- **Task to complete**
Search the material for "magj" and show all lines that contain it.

- **Data under study**
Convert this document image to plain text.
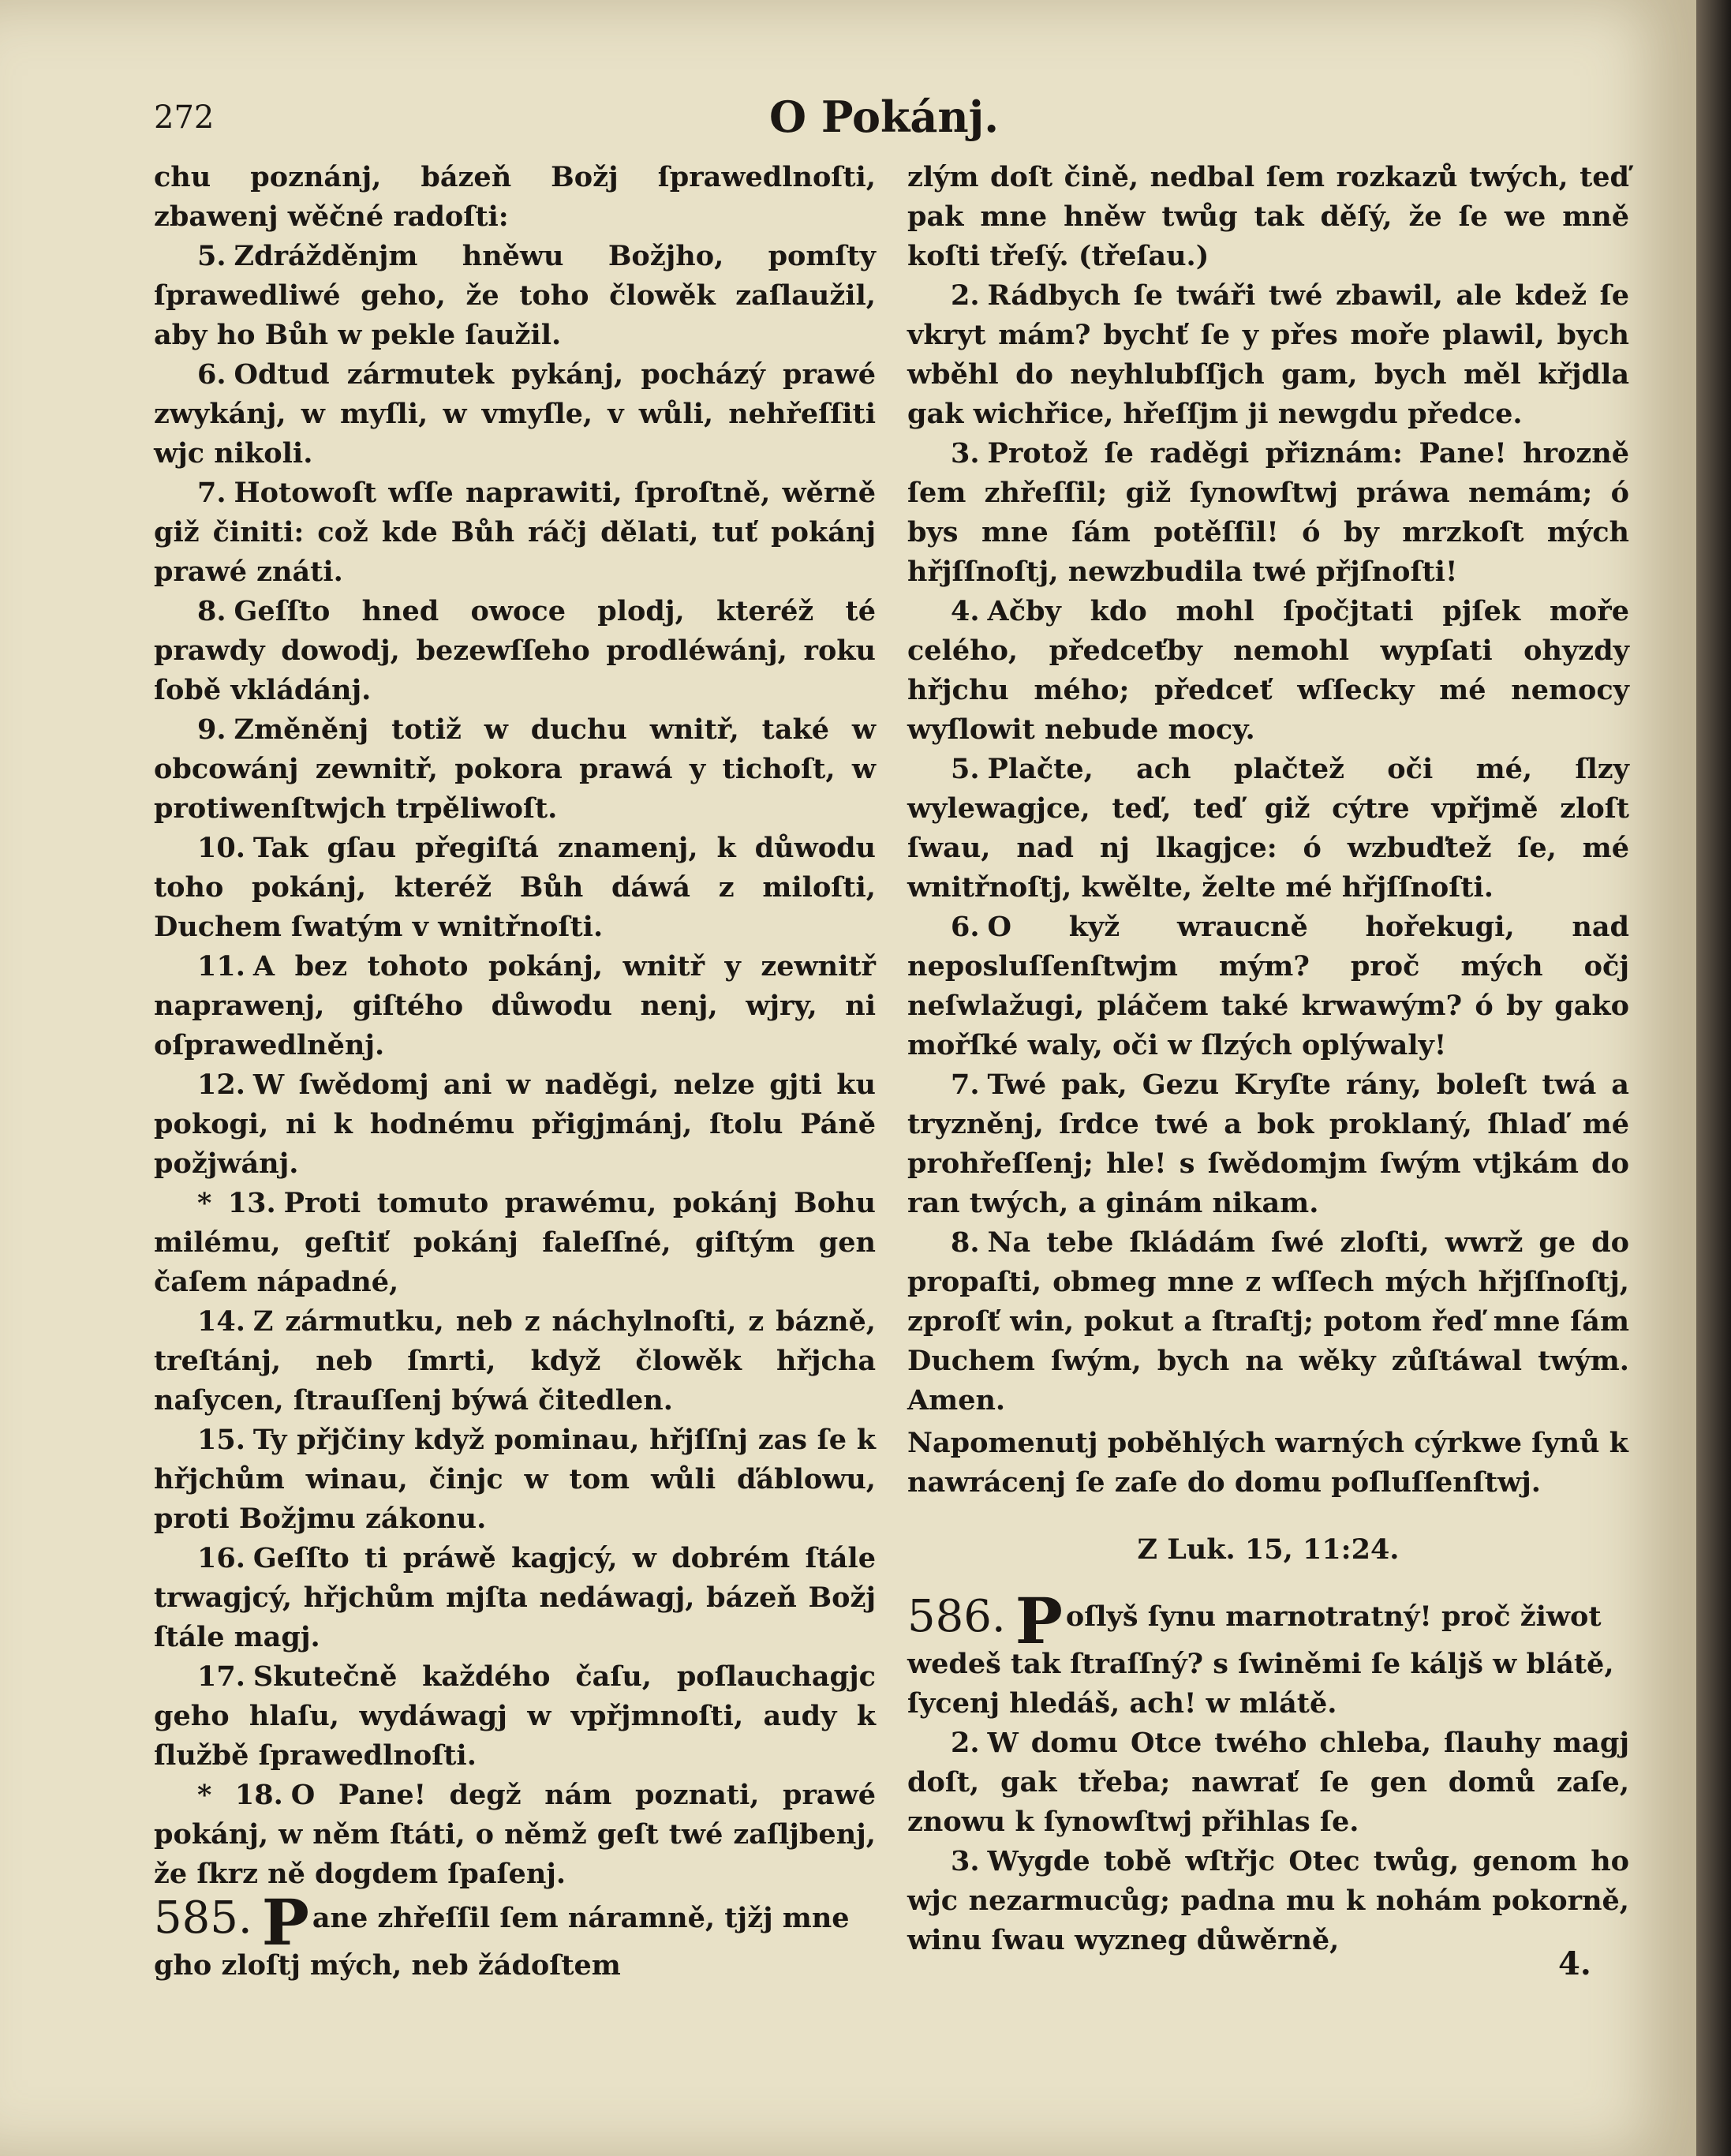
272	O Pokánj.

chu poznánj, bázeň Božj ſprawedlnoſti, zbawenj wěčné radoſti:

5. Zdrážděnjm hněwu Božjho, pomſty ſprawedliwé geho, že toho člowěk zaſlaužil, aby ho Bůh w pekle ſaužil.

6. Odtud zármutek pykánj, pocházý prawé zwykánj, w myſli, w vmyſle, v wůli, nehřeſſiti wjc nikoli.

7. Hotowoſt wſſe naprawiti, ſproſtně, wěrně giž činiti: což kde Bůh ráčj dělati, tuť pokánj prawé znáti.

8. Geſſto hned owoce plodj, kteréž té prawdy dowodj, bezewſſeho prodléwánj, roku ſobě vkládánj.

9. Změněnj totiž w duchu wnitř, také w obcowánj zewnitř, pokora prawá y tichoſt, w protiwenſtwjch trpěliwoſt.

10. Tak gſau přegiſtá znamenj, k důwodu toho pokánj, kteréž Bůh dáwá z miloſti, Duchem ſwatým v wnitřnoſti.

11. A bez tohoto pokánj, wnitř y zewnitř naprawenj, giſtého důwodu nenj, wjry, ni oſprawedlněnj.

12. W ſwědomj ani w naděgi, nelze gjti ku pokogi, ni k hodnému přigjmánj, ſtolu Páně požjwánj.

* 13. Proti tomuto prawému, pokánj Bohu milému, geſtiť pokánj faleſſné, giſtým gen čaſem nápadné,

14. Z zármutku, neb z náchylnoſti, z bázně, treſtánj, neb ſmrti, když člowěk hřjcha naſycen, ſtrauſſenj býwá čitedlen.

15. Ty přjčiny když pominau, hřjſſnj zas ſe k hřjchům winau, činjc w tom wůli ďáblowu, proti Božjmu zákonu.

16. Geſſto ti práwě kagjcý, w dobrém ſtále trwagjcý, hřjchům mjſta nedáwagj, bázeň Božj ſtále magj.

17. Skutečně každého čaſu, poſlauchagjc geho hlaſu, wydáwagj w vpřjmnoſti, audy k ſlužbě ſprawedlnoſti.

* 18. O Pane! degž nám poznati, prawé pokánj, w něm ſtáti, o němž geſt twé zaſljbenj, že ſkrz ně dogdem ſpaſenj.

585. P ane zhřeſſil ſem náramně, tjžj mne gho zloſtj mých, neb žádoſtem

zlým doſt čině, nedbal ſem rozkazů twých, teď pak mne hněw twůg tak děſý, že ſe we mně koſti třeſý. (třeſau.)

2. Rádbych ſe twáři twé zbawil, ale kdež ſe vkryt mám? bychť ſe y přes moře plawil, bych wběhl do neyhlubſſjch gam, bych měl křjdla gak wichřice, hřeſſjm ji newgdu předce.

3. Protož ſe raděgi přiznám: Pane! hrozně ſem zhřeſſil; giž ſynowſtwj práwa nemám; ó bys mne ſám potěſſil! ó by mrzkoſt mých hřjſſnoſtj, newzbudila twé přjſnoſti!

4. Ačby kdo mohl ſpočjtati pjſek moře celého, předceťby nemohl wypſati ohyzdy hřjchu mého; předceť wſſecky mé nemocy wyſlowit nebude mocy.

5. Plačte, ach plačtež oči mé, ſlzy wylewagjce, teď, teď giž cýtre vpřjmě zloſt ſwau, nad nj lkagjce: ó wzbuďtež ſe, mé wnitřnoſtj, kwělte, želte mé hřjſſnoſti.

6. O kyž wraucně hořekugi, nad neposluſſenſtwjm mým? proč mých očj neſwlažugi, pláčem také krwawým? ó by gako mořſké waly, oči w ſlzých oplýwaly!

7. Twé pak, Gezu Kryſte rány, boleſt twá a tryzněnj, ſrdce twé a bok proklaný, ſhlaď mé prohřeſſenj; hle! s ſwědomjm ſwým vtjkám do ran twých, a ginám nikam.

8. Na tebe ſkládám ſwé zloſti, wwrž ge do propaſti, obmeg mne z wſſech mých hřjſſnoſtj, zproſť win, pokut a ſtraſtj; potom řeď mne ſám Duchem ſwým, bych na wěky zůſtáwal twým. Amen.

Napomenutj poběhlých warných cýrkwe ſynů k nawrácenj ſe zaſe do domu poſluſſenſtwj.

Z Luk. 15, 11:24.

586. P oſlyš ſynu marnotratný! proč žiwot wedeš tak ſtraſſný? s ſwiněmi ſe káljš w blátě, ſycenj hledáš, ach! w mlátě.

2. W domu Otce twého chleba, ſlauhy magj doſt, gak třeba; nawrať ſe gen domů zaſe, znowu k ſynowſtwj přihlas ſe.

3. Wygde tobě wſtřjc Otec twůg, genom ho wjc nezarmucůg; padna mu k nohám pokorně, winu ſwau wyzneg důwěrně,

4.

- **Output of the exercise**
16. Geſſto ti práwě kagjcý, w dobrém ſtále trwagjcý, hřjchům mjſta nedáwagj, bázeň Božj ſtále magj.
2. W domu Otce twého chleba, ſlauhy magj doſt, gak třeba; nawrať ſe gen domů zaſe, znowu k ſynowſtwj přihlas ſe.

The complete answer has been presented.